The listing below is to be output in its exact form.

§ Data shown
────────────────────────────────────────

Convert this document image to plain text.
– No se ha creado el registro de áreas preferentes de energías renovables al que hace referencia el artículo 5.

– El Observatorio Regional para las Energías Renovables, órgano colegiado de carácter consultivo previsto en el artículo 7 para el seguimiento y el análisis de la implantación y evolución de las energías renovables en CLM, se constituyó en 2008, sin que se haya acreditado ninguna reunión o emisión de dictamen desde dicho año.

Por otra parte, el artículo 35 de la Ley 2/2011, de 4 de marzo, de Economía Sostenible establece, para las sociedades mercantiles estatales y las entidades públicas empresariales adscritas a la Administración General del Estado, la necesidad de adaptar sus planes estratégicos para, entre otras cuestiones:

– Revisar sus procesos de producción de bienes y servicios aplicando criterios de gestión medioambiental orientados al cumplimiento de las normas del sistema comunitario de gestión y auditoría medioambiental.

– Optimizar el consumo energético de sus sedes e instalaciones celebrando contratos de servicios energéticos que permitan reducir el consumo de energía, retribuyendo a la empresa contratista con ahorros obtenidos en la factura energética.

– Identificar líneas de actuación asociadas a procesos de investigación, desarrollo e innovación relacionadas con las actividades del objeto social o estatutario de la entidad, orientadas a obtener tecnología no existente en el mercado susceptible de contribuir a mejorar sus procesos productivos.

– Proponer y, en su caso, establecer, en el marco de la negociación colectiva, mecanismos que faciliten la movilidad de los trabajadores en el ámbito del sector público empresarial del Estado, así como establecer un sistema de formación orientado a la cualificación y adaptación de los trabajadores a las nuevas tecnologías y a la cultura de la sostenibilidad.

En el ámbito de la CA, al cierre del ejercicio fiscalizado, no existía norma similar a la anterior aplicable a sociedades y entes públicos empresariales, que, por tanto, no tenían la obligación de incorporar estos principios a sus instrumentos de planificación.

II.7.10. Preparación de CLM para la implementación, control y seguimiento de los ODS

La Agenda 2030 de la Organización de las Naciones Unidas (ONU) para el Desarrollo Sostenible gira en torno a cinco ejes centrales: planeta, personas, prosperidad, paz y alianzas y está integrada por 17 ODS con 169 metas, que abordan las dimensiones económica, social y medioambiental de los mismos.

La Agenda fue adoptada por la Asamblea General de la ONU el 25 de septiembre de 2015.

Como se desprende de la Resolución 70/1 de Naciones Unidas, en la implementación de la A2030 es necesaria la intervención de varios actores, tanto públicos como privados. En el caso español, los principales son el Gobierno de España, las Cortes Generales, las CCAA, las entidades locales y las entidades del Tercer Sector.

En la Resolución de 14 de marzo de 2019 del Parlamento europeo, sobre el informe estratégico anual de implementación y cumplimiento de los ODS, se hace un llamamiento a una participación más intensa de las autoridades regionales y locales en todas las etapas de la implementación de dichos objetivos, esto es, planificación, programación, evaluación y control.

────────────────────────────────────────

§ Answer to this task
Convert this document image to plain text.
– No se ha creado el registro de áreas preferentes de energías renovables al que hace referencia el artículo 5.

– El Observatorio Regional para las Energías Renovables, órgano colegiado de carácter consultivo previsto en el artículo 7 para el seguimiento y el análisis de la implantación y evolución de las energías renovables en CLM, se constituyó en 2008, sin que se haya acreditado ninguna reunión o emisión de dictamen desde dicho año.

Por otra parte, el artículo 35 de la Ley 2/2011, de 4 de marzo, de Economía Sostenible establece, para las sociedades mercantiles estatales y las entidades públicas empresariales adscritas a la Administración General del Estado, la necesidad de adaptar sus planes estratégicos para, entre otras cuestiones:

– Revisar sus procesos de producción de bienes y servicios aplicando criterios de gestión medioambiental orientados al cumplimiento de las normas del sistema comunitario de gestión y auditoría medioambiental.

– Optimizar el consumo energético de sus sedes e instalaciones celebrando contratos de servicios energéticos que permitan reducir el consumo de energía, retribuyendo a la empresa contratista con ahorros obtenidos en la factura energética.

– Identificar líneas de actuación asociadas a procesos de investigación, desarrollo e innovación relacionadas con las actividades del objeto social o estatutario de la entidad, orientadas a obtener tecnología no existente en el mercado susceptible de contribuir a mejorar sus procesos productivos.

– Proponer y, en su caso, establecer, en el marco de la negociación colectiva, mecanismos que faciliten la movilidad de los trabajadores en el ámbito del sector público empresarial del Estado, así como establecer un sistema de formación orientado a la cualificación y adaptación de los trabajadores a las nuevas tecnologías y a la cultura de la sostenibilidad.

En el ámbito de la CA, al cierre del ejercicio fiscalizado, no existía norma similar a la anterior aplicable a sociedades y entes públicos empresariales, que, por tanto, no tenían la obligación de incorporar estos principios a sus instrumentos de planificación.

II.7.10. Preparación de CLM para la implementación, control y seguimiento de los ODS

La Agenda 2030 de la Organización de las Naciones Unidas (ONU) para el Desarrollo Sostenible gira en torno a cinco ejes centrales: planeta, personas, prosperidad, paz y alianzas y está integrada por 17 ODS con 169 metas, que abordan las dimensiones económica, social y medioambiental de los mismos.

La Agenda fue adoptada por la Asamblea General de la ONU el 25 de septiembre de 2015.

Como se desprende de la Resolución 70/1 de Naciones Unidas, en la implementación de la A2030 es necesaria la intervención de varios actores, tanto públicos como privados. En el caso español, los principales son el Gobierno de España, las Cortes Generales, las CCAA, las entidades locales y las entidades del Tercer Sector.

En la Resolución de 14 de marzo de 2019 del Parlamento europeo, sobre el informe estratégico anual de implementación y cumplimiento de los ODS, se hace un llamamiento a una participación más intensa de las autoridades regionales y locales en todas las etapas de la implementación de dichos objetivos, esto es, planificación, programación, evaluación y control.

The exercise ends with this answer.